===== PROVIDED MATERIAL =====
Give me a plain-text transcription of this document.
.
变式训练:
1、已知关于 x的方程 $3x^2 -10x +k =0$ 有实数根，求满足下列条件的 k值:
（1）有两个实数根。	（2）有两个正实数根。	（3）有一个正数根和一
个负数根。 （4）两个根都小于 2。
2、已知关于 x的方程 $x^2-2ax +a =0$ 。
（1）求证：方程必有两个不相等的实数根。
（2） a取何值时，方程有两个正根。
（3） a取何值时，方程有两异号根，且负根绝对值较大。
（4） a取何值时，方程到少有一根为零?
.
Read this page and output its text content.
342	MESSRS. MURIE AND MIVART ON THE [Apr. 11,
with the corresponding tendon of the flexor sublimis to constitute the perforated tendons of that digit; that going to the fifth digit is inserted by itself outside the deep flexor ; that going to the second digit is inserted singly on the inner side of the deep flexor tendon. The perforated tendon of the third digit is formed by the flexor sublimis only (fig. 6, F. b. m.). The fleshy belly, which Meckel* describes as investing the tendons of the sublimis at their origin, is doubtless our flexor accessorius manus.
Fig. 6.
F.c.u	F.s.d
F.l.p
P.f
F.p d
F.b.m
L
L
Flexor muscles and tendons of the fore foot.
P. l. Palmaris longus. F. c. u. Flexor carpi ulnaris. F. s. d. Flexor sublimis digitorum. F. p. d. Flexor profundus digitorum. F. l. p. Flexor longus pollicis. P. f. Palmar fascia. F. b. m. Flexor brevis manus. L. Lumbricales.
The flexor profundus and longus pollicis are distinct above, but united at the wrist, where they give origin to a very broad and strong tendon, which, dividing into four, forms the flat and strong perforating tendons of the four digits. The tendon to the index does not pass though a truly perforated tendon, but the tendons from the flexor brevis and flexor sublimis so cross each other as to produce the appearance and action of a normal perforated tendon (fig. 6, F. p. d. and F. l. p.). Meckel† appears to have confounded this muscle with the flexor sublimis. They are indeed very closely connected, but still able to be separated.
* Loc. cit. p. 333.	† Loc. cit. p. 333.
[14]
=====
§ STATED GOAL
Print the material above once more, exactly.

§ COMPLETE RESPONSE
Give me a plain-text transcription of this document.
.
变式训练:
1、已知关于 x的方程 $3x^2 -10x +k =0$ 有实数根，求满足下列条件的 k值:
（1）有两个实数根。	（2）有两个正实数根。	（3）有一个正数根和一
个负数根。 （4）两个根都小于 2。
2、已知关于 x的方程 $x^2-2ax +a =0$ 。
（1）求证：方程必有两个不相等的实数根。
（2） a取何值时，方程有两个正根。
（3） a取何值时，方程有两异号根，且负根绝对值较大。
（4） a取何值时，方程到少有一根为零?
.
Read this page and output its text content.
342	MESSRS. MURIE AND MIVART ON THE [Apr. 11,
with the corresponding tendon of the flexor sublimis to constitute the perforated tendons of that digit; that going to the fifth digit is inserted by itself outside the deep flexor ; that going to the second digit is inserted singly on the inner side of the deep flexor tendon. The perforated tendon of the third digit is formed by the flexor sublimis only (fig. 6, F. b. m.). The fleshy belly, which Meckel* describes as investing the tendons of the sublimis at their origin, is doubtless our flexor accessorius manus.
Fig. 6.
F.c.u	F.s.d
F.l.p
P.f
F.p d
F.b.m
L
L
Flexor muscles and tendons of the fore foot.
P. l. Palmaris longus. F. c. u. Flexor carpi ulnaris. F. s. d. Flexor sublimis digitorum. F. p. d. Flexor profundus digitorum. F. l. p. Flexor longus pollicis. P. f. Palmar fascia. F. b. m. Flexor brevis manus. L. Lumbricales.
The flexor profundus and longus pollicis are distinct above, but united at the wrist, where they give origin to a very broad and strong tendon, which, dividing into four, forms the flat and strong perforating tendons of the four digits. The tendon to the index does not pass though a truly perforated tendon, but the tendons from the flexor brevis and flexor sublimis so cross each other as to produce the appearance and action of a normal perforated tendon (fig. 6, F. p. d. and F. l. p.). Meckel† appears to have confounded this muscle with the flexor sublimis. They are indeed very closely connected, but still able to be separated.
* Loc. cit. p. 333.	† Loc. cit. p. 333.
[14]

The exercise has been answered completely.